## Task requirements
Exactly repeat the material, dropping only the pictures.

## Records provided

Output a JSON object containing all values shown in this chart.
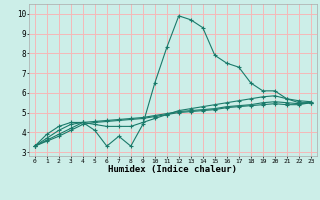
{
  "title": "",
  "xlabel": "Humidex (Indice chaleur)",
  "ylabel": "",
  "background_color": "#cceee8",
  "grid_color": "#f5b8b8",
  "line_color": "#1a7a6a",
  "xlim": [
    -0.5,
    23.5
  ],
  "ylim": [
    2.8,
    10.5
  ],
  "xticks": [
    0,
    1,
    2,
    3,
    4,
    5,
    6,
    7,
    8,
    9,
    10,
    11,
    12,
    13,
    14,
    15,
    16,
    17,
    18,
    19,
    20,
    21,
    22,
    23
  ],
  "yticks": [
    3,
    4,
    5,
    6,
    7,
    8,
    9,
    10
  ],
  "line1_x": [
    0,
    1,
    2,
    3,
    4,
    5,
    6,
    7,
    8,
    9,
    10,
    11,
    12,
    13,
    14,
    15,
    16,
    17,
    18,
    19,
    20,
    21,
    22,
    23
  ],
  "line1_y": [
    3.3,
    3.9,
    4.3,
    4.5,
    4.5,
    4.1,
    3.3,
    3.8,
    3.3,
    4.4,
    6.5,
    8.3,
    9.9,
    9.7,
    9.3,
    7.9,
    7.5,
    7.3,
    6.5,
    6.1,
    6.1,
    5.7,
    5.5,
    5.5
  ],
  "line2_x": [
    0,
    1,
    2,
    3,
    4,
    5,
    6,
    7,
    8,
    9,
    10,
    11,
    12,
    13,
    14,
    15,
    16,
    17,
    18,
    19,
    20,
    21,
    22,
    23
  ],
  "line2_y": [
    3.3,
    3.7,
    4.1,
    4.4,
    4.5,
    4.4,
    4.3,
    4.3,
    4.3,
    4.5,
    4.7,
    4.9,
    5.1,
    5.2,
    5.3,
    5.4,
    5.5,
    5.6,
    5.7,
    5.8,
    5.85,
    5.7,
    5.6,
    5.55
  ],
  "line3_x": [
    0,
    1,
    2,
    3,
    4,
    5,
    6,
    7,
    8,
    9,
    10,
    11,
    12,
    13,
    14,
    15,
    16,
    17,
    18,
    19,
    20,
    21,
    22,
    23
  ],
  "line3_y": [
    3.3,
    3.6,
    3.9,
    4.2,
    4.5,
    4.55,
    4.6,
    4.65,
    4.7,
    4.75,
    4.85,
    4.95,
    5.05,
    5.1,
    5.15,
    5.2,
    5.3,
    5.35,
    5.4,
    5.5,
    5.55,
    5.5,
    5.45,
    5.5
  ],
  "line4_x": [
    0,
    1,
    2,
    3,
    4,
    5,
    6,
    7,
    8,
    9,
    10,
    11,
    12,
    13,
    14,
    15,
    16,
    17,
    18,
    19,
    20,
    21,
    22,
    23
  ],
  "line4_y": [
    3.3,
    3.55,
    3.8,
    4.1,
    4.4,
    4.5,
    4.55,
    4.6,
    4.65,
    4.7,
    4.8,
    4.9,
    5.0,
    5.05,
    5.1,
    5.15,
    5.25,
    5.3,
    5.35,
    5.4,
    5.45,
    5.4,
    5.4,
    5.5
  ]
}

## Full answer
Output a JSON object containing all values shown in this chart.
{
  "title": "",
  "xlabel": "Humidex (Indice chaleur)",
  "ylabel": "",
  "background_color": "#cceee8",
  "grid_color": "#f5b8b8",
  "line_color": "#1a7a6a",
  "xlim": [
    -0.5,
    23.5
  ],
  "ylim": [
    2.8,
    10.5
  ],
  "xticks": [
    0,
    1,
    2,
    3,
    4,
    5,
    6,
    7,
    8,
    9,
    10,
    11,
    12,
    13,
    14,
    15,
    16,
    17,
    18,
    19,
    20,
    21,
    22,
    23
  ],
  "yticks": [
    3,
    4,
    5,
    6,
    7,
    8,
    9,
    10
  ],
  "line1_x": [
    0,
    1,
    2,
    3,
    4,
    5,
    6,
    7,
    8,
    9,
    10,
    11,
    12,
    13,
    14,
    15,
    16,
    17,
    18,
    19,
    20,
    21,
    22,
    23
  ],
  "line1_y": [
    3.3,
    3.9,
    4.3,
    4.5,
    4.5,
    4.1,
    3.3,
    3.8,
    3.3,
    4.4,
    6.5,
    8.3,
    9.9,
    9.7,
    9.3,
    7.9,
    7.5,
    7.3,
    6.5,
    6.1,
    6.1,
    5.7,
    5.5,
    5.5
  ],
  "line2_x": [
    0,
    1,
    2,
    3,
    4,
    5,
    6,
    7,
    8,
    9,
    10,
    11,
    12,
    13,
    14,
    15,
    16,
    17,
    18,
    19,
    20,
    21,
    22,
    23
  ],
  "line2_y": [
    3.3,
    3.7,
    4.1,
    4.4,
    4.5,
    4.4,
    4.3,
    4.3,
    4.3,
    4.5,
    4.7,
    4.9,
    5.1,
    5.2,
    5.3,
    5.4,
    5.5,
    5.6,
    5.7,
    5.8,
    5.85,
    5.7,
    5.6,
    5.55
  ],
  "line3_x": [
    0,
    1,
    2,
    3,
    4,
    5,
    6,
    7,
    8,
    9,
    10,
    11,
    12,
    13,
    14,
    15,
    16,
    17,
    18,
    19,
    20,
    21,
    22,
    23
  ],
  "line3_y": [
    3.3,
    3.6,
    3.9,
    4.2,
    4.5,
    4.55,
    4.6,
    4.65,
    4.7,
    4.75,
    4.85,
    4.95,
    5.05,
    5.1,
    5.15,
    5.2,
    5.3,
    5.35,
    5.4,
    5.5,
    5.55,
    5.5,
    5.45,
    5.5
  ],
  "line4_x": [
    0,
    1,
    2,
    3,
    4,
    5,
    6,
    7,
    8,
    9,
    10,
    11,
    12,
    13,
    14,
    15,
    16,
    17,
    18,
    19,
    20,
    21,
    22,
    23
  ],
  "line4_y": [
    3.3,
    3.55,
    3.8,
    4.1,
    4.4,
    4.5,
    4.55,
    4.6,
    4.65,
    4.7,
    4.8,
    4.9,
    5.0,
    5.05,
    5.1,
    5.15,
    5.25,
    5.3,
    5.35,
    5.4,
    5.45,
    5.4,
    5.4,
    5.5
  ]
}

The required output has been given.